--- Objective ---
Exclude the pictures and retype the entries as written.

* * *

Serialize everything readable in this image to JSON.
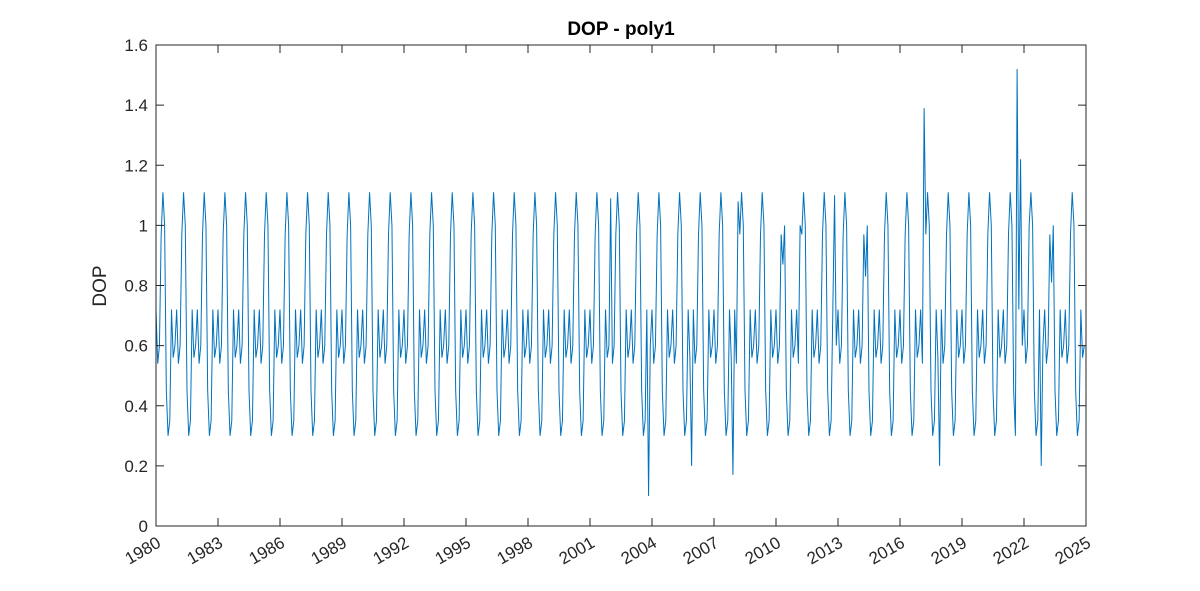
{
  "chart_data": {
    "type": "line",
    "title": "DOP - poly1",
    "xlabel": "",
    "ylabel": "DOP",
    "xlim": [
      1980,
      2025
    ],
    "ylim": [
      0,
      1.6
    ],
    "x_ticks": [
      "1980",
      "1983",
      "1986",
      "1989",
      "1992",
      "1995",
      "1998",
      "2001",
      "2004",
      "2007",
      "2010",
      "2013",
      "2016",
      "2019",
      "2022",
      "2025"
    ],
    "y_ticks": [
      "0",
      "0.2",
      "0.4",
      "0.6",
      "0.8",
      "1",
      "1.2",
      "1.4",
      "1.6"
    ],
    "grid": false,
    "series": [
      {
        "color": "#0072BD",
        "sampling": "monthly, January 1980 – December 2024",
        "template_year": [
          0.72,
          0.54,
          0.6,
          0.97,
          1.11,
          1.0,
          0.45,
          0.3,
          0.35,
          0.72,
          0.56,
          0.6
        ],
        "overrides": [
          {
            "x": 2003.83,
            "y": 0.1
          },
          {
            "x": 2005.92,
            "y": 0.2
          },
          {
            "x": 2007.92,
            "y": 0.17
          },
          {
            "x": 2002.0,
            "y": 1.09
          },
          {
            "x": 2008.17,
            "y": 1.08
          },
          {
            "x": 2010.33,
            "y": 0.87
          },
          {
            "x": 2011.17,
            "y": 1.0
          },
          {
            "x": 2012.83,
            "y": 1.1
          },
          {
            "x": 2014.33,
            "y": 0.83
          },
          {
            "x": 2017.17,
            "y": 1.39
          },
          {
            "x": 2017.92,
            "y": 0.2
          },
          {
            "x": 2021.67,
            "y": 1.52
          },
          {
            "x": 2021.83,
            "y": 1.22
          },
          {
            "x": 2022.25,
            "y": 1.0
          },
          {
            "x": 2022.83,
            "y": 0.2
          },
          {
            "x": 2023.33,
            "y": 0.81
          }
        ]
      }
    ]
  }
}
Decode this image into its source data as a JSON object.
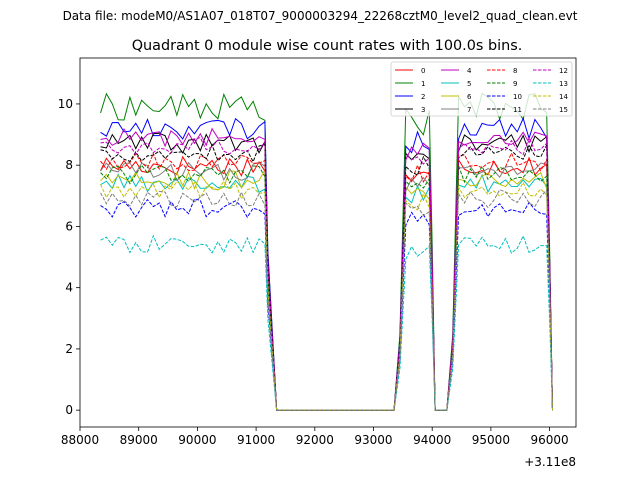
{
  "header": {
    "data_file": "Data file: modeM0/AS1A07_018T07_9000003294_22268cztM0_level2_quad_clean.evt"
  },
  "chart_data": {
    "type": "line",
    "title": "Quadrant 0 module wise count rates with 100.0s bins.",
    "xlabel": "",
    "ylabel": "",
    "x_offset_label": "+3.11e8",
    "xlim": [
      88000,
      96450
    ],
    "ylim": [
      -0.55,
      11.5
    ],
    "x_ticks": [
      88000,
      89000,
      90000,
      91000,
      92000,
      93000,
      94000,
      95000,
      96000
    ],
    "x_tick_labels": [
      "88000",
      "89000",
      "90000",
      "91000",
      "92000",
      "93000",
      "94000",
      "95000",
      "96000"
    ],
    "y_ticks": [
      0,
      2,
      4,
      6,
      8,
      10
    ],
    "y_tick_labels": [
      "0",
      "2",
      "4",
      "6",
      "8",
      "10"
    ],
    "legend_position": "top-right",
    "segments": [
      {
        "start": 88350,
        "end": 91150,
        "down_to": 91350
      },
      {
        "start": 93550,
        "end": 93950,
        "up_from": 93350,
        "down_to": 94050
      },
      {
        "start": 94450,
        "end": 95950,
        "up_from": 94250,
        "down_to": 96050
      }
    ],
    "series": [
      {
        "name": "0",
        "color": "#ff0000",
        "dash": "solid",
        "level": 8.0,
        "noise": 0.35
      },
      {
        "name": "1",
        "color": "#008000",
        "dash": "solid",
        "level": 9.9,
        "noise": 0.45
      },
      {
        "name": "2",
        "color": "#0000ff",
        "dash": "solid",
        "level": 9.2,
        "noise": 0.35
      },
      {
        "name": "3",
        "color": "#000000",
        "dash": "solid",
        "level": 8.7,
        "noise": 0.35
      },
      {
        "name": "4",
        "color": "#bf00bf",
        "dash": "solid",
        "level": 8.9,
        "noise": 0.3
      },
      {
        "name": "5",
        "color": "#00bfbf",
        "dash": "solid",
        "level": 7.4,
        "noise": 0.3
      },
      {
        "name": "6",
        "color": "#bfbf00",
        "dash": "solid",
        "level": 7.5,
        "noise": 0.35
      },
      {
        "name": "7",
        "color": "#808080",
        "dash": "solid",
        "level": 7.8,
        "noise": 0.3
      },
      {
        "name": "8",
        "color": "#ff0000",
        "dash": "dashed",
        "level": 8.1,
        "noise": 0.3
      },
      {
        "name": "9",
        "color": "#008000",
        "dash": "dashed",
        "level": 7.7,
        "noise": 0.3
      },
      {
        "name": "10",
        "color": "#0000ff",
        "dash": "dashed",
        "level": 6.6,
        "noise": 0.3
      },
      {
        "name": "11",
        "color": "#000000",
        "dash": "dashed",
        "level": 8.4,
        "noise": 0.3
      },
      {
        "name": "12",
        "color": "#bf00bf",
        "dash": "dashed",
        "level": 8.6,
        "noise": 0.3
      },
      {
        "name": "13",
        "color": "#00bfbf",
        "dash": "dashed",
        "level": 5.4,
        "noise": 0.3
      },
      {
        "name": "14",
        "color": "#bfbf00",
        "dash": "dashed",
        "level": 7.2,
        "noise": 0.3
      },
      {
        "name": "15",
        "color": "#808080",
        "dash": "dashed",
        "level": 6.9,
        "noise": 0.3
      }
    ]
  }
}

* * *

--- Completed task ---
Serialize everything readable in this image to JSON.
{
  "chart_data": {
    "type": "line",
    "title": "DOP - poly1",
    "xlabel": "",
    "ylabel": "DOP",
    "xlim": [
      1980,
      2025
    ],
    "ylim": [
      0,
      1.6
    ],
    "x_ticks": [
      "1980",
      "1983",
      "1986",
      "1989",
      "1992",
      "1995",
      "1998",
      "2001",
      "2004",
      "2007",
      "2010",
      "2013",
      "2016",
      "2019",
      "2022",
      "2025"
    ],
    "y_ticks": [
      "0",
      "0.2",
      "0.4",
      "0.6",
      "0.8",
      "1",
      "1.2",
      "1.4",
      "1.6"
    ],
    "grid": false,
    "series": [
      {
        "color": "#0072BD",
        "sampling": "monthly, January 1980 – December 2024",
        "template_year": [
          0.72,
          0.54,
          0.6,
          0.97,
          1.11,
          1.0,
          0.45,
          0.3,
          0.35,
          0.72,
          0.56,
          0.6
        ],
        "overrides": [
          {
            "x": 2003.83,
            "y": 0.1
          },
          {
            "x": 2005.92,
            "y": 0.2
          },
          {
            "x": 2007.92,
            "y": 0.17
          },
          {
            "x": 2002.0,
            "y": 1.09
          },
          {
            "x": 2008.17,
            "y": 1.08
          },
          {
            "x": 2010.33,
            "y": 0.87
          },
          {
            "x": 2011.17,
            "y": 1.0
          },
          {
            "x": 2012.83,
            "y": 1.1
          },
          {
            "x": 2014.33,
            "y": 0.83
          },
          {
            "x": 2017.17,
            "y": 1.39
          },
          {
            "x": 2017.92,
            "y": 0.2
          },
          {
            "x": 2021.67,
            "y": 1.52
          },
          {
            "x": 2021.83,
            "y": 1.22
          },
          {
            "x": 2022.25,
            "y": 1.0
          },
          {
            "x": 2022.83,
            "y": 0.2
          },
          {
            "x": 2023.33,
            "y": 0.81
          }
        ]
      }
    ]
  }
}
Decode this image into its source data as a JSON object.
{
  "header": {
    "data_file": "Data file: modeM0/AS1A07_018T07_9000003294_22268cztM0_level2_quad_clean.evt"
  },
  "chart_data": {
    "type": "line",
    "title": "Quadrant 0 module wise count rates with 100.0s bins.",
    "xlabel": "",
    "ylabel": "",
    "x_offset_label": "+3.11e8",
    "xlim": [
      88000,
      96450
    ],
    "ylim": [
      -0.55,
      11.5
    ],
    "x_ticks": [
      88000,
      89000,
      90000,
      91000,
      92000,
      93000,
      94000,
      95000,
      96000
    ],
    "x_tick_labels": [
      "88000",
      "89000",
      "90000",
      "91000",
      "92000",
      "93000",
      "94000",
      "95000",
      "96000"
    ],
    "y_ticks": [
      0,
      2,
      4,
      6,
      8,
      10
    ],
    "y_tick_labels": [
      "0",
      "2",
      "4",
      "6",
      "8",
      "10"
    ],
    "legend_position": "top-right",
    "segments": [
      {
        "start": 88350,
        "end": 91150,
        "down_to": 91350
      },
      {
        "start": 93550,
        "end": 93950,
        "up_from": 93350,
        "down_to": 94050
      },
      {
        "start": 94450,
        "end": 95950,
        "up_from": 94250,
        "down_to": 96050
      }
    ],
    "series": [
      {
        "name": "0",
        "color": "#ff0000",
        "dash": "solid",
        "level": 8.0,
        "noise": 0.35
      },
      {
        "name": "1",
        "color": "#008000",
        "dash": "solid",
        "level": 9.9,
        "noise": 0.45
      },
      {
        "name": "2",
        "color": "#0000ff",
        "dash": "solid",
        "level": 9.2,
        "noise": 0.35
      },
      {
        "name": "3",
        "color": "#000000",
        "dash": "solid",
        "level": 8.7,
        "noise": 0.35
      },
      {
        "name": "4",
        "color": "#bf00bf",
        "dash": "solid",
        "level": 8.9,
        "noise": 0.3
      },
      {
        "name": "5",
        "color": "#00bfbf",
        "dash": "solid",
        "level": 7.4,
        "noise": 0.3
      },
      {
        "name": "6",
        "color": "#bfbf00",
        "dash": "solid",
        "level": 7.5,
        "noise": 0.35
      },
      {
        "name": "7",
        "color": "#808080",
        "dash": "solid",
        "level": 7.8,
        "noise": 0.3
      },
      {
        "name": "8",
        "color": "#ff0000",
        "dash": "dashed",
        "level": 8.1,
        "noise": 0.3
      },
      {
        "name": "9",
        "color": "#008000",
        "dash": "dashed",
        "level": 7.7,
        "noise": 0.3
      },
      {
        "name": "10",
        "color": "#0000ff",
        "dash": "dashed",
        "level": 6.6,
        "noise": 0.3
      },
      {
        "name": "11",
        "color": "#000000",
        "dash": "dashed",
        "level": 8.4,
        "noise": 0.3
      },
      {
        "name": "12",
        "color": "#bf00bf",
        "dash": "dashed",
        "level": 8.6,
        "noise": 0.3
      },
      {
        "name": "13",
        "color": "#00bfbf",
        "dash": "dashed",
        "level": 5.4,
        "noise": 0.3
      },
      {
        "name": "14",
        "color": "#bfbf00",
        "dash": "dashed",
        "level": 7.2,
        "noise": 0.3
      },
      {
        "name": "15",
        "color": "#808080",
        "dash": "dashed",
        "level": 6.9,
        "noise": 0.3
      }
    ]
  }
}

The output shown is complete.